## DATASET RECORDS:
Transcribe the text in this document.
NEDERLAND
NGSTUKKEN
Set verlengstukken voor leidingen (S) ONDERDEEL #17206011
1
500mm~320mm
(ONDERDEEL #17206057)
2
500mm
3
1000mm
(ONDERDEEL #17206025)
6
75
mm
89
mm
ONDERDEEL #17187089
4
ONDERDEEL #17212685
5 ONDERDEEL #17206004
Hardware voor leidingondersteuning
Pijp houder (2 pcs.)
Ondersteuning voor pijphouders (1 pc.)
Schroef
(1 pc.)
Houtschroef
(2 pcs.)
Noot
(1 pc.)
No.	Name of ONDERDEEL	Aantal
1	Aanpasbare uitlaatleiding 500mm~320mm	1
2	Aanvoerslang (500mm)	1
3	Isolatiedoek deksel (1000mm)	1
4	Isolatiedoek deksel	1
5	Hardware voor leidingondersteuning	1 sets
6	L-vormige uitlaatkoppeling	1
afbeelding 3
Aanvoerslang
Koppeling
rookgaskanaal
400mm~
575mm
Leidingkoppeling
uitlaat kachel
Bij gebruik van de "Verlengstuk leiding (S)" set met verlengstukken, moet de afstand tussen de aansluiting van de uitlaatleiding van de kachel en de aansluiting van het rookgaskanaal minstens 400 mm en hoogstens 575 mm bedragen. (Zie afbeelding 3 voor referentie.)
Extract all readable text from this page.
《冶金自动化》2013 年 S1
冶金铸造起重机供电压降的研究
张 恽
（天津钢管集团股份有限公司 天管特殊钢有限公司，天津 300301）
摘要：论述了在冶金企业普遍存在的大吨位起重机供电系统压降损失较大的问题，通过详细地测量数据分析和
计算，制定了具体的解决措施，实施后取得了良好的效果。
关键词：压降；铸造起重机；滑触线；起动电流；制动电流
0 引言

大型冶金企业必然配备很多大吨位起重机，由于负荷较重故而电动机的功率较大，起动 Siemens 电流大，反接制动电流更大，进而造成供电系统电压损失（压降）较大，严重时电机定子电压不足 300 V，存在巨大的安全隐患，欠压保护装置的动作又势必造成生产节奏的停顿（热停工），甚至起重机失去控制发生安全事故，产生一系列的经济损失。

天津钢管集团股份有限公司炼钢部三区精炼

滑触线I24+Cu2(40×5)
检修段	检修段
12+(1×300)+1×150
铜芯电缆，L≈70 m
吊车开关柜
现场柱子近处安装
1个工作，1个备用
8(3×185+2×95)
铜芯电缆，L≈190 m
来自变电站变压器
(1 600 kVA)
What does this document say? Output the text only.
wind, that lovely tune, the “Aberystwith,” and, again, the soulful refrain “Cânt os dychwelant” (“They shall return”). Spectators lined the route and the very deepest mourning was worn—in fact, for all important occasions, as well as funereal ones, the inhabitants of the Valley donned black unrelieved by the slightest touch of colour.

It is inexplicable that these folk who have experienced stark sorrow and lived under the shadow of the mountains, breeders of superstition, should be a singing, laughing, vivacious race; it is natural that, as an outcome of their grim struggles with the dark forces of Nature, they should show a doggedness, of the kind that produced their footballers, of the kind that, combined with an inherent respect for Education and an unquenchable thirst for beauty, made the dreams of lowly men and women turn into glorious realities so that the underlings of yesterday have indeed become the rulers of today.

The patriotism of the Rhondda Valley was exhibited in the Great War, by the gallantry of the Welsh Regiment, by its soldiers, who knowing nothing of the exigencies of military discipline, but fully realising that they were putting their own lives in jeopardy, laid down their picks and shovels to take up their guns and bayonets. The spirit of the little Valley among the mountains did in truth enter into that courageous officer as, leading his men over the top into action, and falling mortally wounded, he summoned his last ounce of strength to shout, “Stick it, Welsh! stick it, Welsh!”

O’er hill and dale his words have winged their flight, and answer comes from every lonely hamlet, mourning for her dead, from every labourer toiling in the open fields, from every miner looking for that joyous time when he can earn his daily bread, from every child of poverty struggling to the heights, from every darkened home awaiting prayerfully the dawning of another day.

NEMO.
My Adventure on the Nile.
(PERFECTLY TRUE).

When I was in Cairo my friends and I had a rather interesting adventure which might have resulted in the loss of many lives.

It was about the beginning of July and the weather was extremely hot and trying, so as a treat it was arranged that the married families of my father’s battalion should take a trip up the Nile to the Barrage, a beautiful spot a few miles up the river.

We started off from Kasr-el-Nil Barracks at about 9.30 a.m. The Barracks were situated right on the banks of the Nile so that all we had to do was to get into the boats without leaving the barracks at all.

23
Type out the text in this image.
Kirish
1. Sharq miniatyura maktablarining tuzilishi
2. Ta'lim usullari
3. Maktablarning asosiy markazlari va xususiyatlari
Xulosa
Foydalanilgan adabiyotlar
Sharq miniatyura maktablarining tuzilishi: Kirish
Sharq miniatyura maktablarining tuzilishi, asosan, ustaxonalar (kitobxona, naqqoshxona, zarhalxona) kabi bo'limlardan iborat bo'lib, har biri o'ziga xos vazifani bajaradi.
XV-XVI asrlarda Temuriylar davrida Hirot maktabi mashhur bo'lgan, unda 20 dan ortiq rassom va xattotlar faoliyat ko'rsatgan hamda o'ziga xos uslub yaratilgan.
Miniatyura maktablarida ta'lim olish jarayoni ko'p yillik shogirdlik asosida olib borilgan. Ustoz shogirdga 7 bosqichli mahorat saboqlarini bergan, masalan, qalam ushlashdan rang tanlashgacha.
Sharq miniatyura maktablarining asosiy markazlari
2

## TASK GOAL:
Find the word "were" in the records and pull out each line that has it.

## COMPLETE OUTPUT:
The patriotism of the Rhondda Valley was exhibited in the Great War, by the gallantry of the Welsh Regiment, by its soldiers, who knowing nothing of the exigencies of military discipline, but fully realising that they were putting their own lives in jeopardy, laid down their picks and shovels to take up their guns and bayonets. The spirit of the little Valley among the mountains did in truth enter into that courageous officer as, leading his men over the top into action, and falling mortally wounded, he summoned his last ounce of strength to shout, “Stick it, Welsh! stick it, Welsh!”
We started off from Kasr-el-Nil Barracks at about 9.30 a.m. The Barracks were situated right on the banks of the Nile so that all we had to do was to get into the boats without leaving the barracks at all.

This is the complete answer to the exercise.